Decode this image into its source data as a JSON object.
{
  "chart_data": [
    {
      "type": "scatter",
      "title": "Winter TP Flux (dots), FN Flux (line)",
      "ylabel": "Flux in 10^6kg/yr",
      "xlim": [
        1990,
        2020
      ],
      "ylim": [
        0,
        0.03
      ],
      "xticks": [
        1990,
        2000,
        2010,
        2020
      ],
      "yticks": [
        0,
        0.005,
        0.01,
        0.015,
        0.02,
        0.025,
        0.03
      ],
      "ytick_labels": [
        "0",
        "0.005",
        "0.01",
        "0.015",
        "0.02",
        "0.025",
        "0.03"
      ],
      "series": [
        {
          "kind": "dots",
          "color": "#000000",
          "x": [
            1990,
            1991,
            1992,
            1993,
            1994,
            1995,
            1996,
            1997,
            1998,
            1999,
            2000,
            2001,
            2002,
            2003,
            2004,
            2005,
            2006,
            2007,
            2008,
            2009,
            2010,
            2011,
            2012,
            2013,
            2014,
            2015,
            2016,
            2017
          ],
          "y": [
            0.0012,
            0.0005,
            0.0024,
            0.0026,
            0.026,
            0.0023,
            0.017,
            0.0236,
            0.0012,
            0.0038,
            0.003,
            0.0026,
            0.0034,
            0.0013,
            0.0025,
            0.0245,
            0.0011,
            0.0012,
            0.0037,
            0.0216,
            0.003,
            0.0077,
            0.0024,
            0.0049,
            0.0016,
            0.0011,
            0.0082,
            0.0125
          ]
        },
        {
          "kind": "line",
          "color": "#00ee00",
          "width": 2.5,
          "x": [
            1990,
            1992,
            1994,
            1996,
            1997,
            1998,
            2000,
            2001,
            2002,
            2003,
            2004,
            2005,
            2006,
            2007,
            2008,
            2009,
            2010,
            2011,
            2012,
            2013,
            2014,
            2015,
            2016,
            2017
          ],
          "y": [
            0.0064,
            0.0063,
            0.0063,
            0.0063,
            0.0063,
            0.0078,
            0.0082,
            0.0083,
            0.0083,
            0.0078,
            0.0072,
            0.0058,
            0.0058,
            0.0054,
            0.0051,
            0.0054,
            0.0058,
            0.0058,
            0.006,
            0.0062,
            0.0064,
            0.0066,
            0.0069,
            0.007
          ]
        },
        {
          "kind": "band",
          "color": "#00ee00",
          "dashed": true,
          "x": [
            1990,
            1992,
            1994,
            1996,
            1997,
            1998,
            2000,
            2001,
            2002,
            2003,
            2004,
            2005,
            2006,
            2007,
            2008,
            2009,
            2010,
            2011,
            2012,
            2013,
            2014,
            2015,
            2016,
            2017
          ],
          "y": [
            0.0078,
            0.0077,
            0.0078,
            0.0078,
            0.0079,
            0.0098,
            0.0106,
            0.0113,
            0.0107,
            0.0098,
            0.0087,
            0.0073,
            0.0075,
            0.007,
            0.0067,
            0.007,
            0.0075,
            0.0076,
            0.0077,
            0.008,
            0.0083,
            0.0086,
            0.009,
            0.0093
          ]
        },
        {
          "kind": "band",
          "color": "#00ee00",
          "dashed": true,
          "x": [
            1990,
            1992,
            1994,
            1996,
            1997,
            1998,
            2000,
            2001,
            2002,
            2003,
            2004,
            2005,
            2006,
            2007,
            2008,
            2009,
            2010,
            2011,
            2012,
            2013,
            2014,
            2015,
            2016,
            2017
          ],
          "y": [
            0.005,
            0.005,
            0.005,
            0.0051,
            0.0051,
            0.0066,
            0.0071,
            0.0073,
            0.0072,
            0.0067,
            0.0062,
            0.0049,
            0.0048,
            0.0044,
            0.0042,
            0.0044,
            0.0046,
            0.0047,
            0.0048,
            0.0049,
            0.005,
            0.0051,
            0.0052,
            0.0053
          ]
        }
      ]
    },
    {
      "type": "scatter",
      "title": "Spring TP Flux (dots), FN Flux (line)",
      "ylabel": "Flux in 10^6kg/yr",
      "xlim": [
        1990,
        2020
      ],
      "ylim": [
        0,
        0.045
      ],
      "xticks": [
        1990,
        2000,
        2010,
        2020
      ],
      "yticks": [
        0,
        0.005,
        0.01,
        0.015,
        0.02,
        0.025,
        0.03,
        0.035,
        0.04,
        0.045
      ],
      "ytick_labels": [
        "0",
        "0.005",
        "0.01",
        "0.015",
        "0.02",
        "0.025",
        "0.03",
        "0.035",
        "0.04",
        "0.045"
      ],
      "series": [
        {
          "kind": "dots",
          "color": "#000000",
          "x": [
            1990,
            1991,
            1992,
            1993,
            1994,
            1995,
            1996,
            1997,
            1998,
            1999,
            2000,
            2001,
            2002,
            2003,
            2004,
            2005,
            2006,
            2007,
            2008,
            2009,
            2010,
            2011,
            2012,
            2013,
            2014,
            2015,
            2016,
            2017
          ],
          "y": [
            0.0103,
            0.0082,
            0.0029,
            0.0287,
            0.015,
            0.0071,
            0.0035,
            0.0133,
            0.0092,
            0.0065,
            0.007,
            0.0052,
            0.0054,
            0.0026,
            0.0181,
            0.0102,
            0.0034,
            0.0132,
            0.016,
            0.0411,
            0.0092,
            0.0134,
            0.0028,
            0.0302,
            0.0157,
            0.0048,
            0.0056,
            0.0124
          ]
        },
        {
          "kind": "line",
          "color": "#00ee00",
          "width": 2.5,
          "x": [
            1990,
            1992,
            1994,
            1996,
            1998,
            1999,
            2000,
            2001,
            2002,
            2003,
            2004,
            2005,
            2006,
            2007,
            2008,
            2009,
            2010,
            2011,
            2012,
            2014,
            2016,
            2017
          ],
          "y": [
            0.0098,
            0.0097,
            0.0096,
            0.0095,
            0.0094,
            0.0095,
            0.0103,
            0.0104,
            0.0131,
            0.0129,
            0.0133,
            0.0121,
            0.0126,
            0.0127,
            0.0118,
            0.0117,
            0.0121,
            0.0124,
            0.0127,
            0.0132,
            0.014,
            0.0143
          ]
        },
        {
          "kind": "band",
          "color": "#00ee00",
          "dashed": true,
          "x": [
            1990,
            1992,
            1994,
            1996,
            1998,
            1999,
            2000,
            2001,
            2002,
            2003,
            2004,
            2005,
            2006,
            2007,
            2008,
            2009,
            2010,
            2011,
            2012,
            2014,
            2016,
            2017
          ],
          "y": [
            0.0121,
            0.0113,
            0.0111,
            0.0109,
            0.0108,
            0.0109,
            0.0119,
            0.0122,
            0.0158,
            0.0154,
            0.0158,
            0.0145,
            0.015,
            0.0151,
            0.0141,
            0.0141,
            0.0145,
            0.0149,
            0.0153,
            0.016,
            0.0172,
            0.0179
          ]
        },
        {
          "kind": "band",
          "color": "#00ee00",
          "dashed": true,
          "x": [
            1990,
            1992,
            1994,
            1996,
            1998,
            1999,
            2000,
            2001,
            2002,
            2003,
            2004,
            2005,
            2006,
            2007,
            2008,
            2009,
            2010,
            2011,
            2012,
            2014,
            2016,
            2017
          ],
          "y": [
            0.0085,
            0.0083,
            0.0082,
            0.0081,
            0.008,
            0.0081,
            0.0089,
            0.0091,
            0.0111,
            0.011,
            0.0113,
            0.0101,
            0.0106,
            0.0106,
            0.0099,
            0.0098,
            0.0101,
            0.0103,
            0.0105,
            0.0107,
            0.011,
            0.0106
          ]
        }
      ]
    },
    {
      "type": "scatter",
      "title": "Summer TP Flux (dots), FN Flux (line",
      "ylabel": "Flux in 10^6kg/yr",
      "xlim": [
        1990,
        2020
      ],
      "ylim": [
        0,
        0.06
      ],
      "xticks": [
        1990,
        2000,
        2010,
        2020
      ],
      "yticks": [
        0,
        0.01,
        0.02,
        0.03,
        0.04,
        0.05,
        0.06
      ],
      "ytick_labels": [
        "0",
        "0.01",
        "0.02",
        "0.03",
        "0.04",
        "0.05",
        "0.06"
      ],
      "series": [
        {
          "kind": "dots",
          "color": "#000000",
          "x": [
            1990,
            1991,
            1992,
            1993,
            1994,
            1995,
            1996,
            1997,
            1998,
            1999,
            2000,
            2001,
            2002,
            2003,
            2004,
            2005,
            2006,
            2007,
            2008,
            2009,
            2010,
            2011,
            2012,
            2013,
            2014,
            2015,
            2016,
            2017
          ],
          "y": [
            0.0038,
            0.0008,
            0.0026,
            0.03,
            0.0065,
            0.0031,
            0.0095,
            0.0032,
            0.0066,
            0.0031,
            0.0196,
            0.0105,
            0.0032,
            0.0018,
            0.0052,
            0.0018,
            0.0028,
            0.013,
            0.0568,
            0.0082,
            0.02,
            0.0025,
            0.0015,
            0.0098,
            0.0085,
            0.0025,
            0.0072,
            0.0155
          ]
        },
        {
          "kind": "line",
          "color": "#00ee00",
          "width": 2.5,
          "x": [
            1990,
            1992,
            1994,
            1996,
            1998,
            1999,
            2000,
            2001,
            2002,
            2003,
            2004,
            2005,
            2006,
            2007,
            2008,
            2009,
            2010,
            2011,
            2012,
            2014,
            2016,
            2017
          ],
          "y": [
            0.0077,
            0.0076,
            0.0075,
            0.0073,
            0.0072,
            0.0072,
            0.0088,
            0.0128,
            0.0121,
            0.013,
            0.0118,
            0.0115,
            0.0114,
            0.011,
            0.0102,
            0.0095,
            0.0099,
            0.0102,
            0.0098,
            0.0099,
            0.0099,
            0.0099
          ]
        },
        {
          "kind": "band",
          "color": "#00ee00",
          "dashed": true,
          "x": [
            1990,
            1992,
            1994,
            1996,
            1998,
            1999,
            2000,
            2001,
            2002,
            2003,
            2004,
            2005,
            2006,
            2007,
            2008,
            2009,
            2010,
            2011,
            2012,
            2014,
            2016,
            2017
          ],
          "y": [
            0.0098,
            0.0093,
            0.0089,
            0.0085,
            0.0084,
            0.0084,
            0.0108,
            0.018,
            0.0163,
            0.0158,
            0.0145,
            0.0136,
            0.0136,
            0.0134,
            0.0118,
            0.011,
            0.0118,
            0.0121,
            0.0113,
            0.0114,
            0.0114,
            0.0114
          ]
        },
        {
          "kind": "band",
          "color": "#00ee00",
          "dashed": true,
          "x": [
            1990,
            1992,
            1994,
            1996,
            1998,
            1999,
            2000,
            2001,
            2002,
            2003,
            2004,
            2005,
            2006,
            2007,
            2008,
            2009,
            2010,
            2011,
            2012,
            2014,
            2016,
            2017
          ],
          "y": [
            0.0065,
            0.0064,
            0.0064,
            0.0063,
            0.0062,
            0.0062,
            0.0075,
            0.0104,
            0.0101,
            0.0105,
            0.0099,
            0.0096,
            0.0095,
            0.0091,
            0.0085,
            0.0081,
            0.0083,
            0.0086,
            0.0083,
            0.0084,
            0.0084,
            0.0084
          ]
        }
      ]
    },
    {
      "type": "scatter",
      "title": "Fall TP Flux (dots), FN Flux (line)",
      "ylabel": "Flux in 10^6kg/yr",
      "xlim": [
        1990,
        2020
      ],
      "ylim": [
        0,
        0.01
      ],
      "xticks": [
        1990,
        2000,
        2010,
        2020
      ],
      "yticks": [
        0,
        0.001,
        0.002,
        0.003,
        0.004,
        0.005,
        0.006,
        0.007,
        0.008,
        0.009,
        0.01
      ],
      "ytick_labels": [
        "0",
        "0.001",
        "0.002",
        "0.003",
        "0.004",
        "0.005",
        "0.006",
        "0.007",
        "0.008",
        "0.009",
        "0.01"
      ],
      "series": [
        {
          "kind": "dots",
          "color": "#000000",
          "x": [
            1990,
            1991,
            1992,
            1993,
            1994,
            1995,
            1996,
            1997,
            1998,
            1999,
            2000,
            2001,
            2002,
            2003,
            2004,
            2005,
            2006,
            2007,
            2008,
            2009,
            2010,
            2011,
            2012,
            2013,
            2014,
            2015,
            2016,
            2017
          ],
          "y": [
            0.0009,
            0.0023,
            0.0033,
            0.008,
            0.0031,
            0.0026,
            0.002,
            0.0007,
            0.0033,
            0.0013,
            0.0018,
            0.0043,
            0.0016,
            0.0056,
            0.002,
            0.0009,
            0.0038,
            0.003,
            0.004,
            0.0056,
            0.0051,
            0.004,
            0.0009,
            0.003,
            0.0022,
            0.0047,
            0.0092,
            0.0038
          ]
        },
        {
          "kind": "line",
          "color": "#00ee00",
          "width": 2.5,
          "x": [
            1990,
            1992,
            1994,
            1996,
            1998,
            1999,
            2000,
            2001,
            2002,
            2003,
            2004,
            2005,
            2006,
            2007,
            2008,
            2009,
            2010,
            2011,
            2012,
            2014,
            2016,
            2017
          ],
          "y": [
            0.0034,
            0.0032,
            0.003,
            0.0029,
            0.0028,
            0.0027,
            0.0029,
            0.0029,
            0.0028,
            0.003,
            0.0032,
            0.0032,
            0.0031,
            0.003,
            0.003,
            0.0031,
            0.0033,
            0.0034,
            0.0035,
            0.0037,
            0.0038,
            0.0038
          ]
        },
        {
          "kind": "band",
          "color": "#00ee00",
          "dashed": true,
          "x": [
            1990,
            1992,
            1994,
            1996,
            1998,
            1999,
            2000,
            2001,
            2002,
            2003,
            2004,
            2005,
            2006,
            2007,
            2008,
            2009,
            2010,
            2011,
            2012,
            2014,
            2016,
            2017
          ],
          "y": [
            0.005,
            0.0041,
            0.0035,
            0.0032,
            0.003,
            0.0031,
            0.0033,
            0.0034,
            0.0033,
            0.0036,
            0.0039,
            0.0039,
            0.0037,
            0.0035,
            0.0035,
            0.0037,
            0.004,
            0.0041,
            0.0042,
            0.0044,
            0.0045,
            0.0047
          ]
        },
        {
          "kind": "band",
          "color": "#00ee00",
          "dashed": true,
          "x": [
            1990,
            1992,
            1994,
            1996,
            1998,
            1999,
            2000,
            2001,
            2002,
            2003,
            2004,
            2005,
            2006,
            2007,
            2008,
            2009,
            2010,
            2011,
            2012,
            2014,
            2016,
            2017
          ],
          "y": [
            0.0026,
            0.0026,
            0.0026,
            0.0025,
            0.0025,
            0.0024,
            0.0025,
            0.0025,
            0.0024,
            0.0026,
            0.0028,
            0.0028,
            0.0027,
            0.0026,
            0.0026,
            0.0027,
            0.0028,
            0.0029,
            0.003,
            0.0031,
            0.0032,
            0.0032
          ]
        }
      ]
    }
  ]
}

Exercise >>
Copy each line above that contains the string "title".

In response >>
      "title": "Winter TP Flux (dots), FN Flux (line)",
      "title": "Spring TP Flux (dots), FN Flux (line)",
      "title": "Summer TP Flux (dots), FN Flux (line",
      "title": "Fall TP Flux (dots), FN Flux (line)",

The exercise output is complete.